Make an exact copy of the data below, leaving out every picture.

(Data records)

----

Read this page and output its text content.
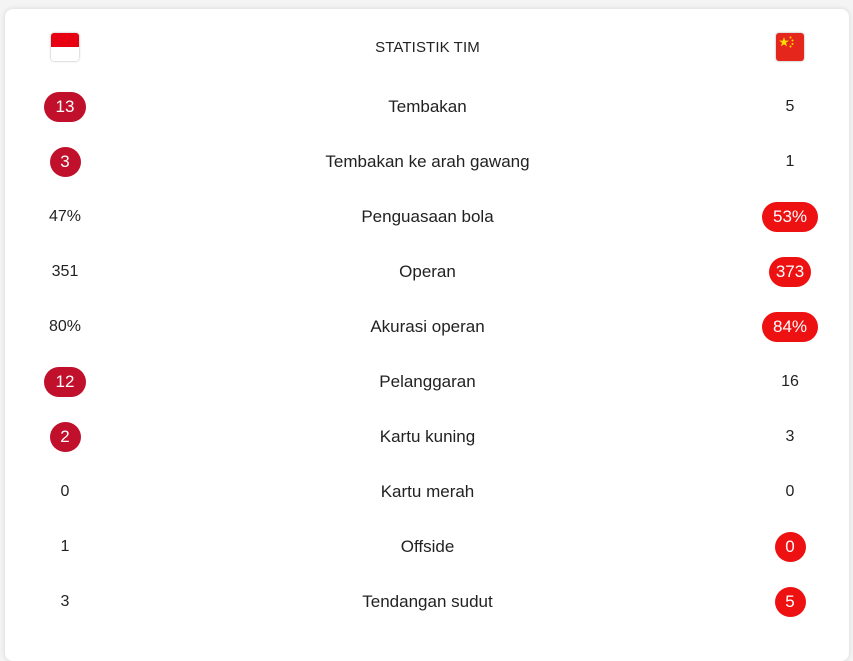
STATISTIK TIM
13	Tembakan	5
3	Tembakan ke arah gawang	1
47%	Penguasaan bola	53%
351	Operan	373
80%	Akurasi operan	84%
12	Pelanggaran	16
2	Kartu kuning	3
0	Kartu merah	0
1	Offside	0
3	Tendangan sudut	5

----

### EXPECTED ANSWER
Read this page and output its text content.
STATISTIK TIM
13	Tembakan	5
3	Tembakan ke arah gawang	1
47%	Penguasaan bola	53%
351	Operan	373
80%	Akurasi operan	84%
12	Pelanggaran	16
2	Kartu kuning	3
0	Kartu merah	0
1	Offside	0
3	Tendangan sudut	5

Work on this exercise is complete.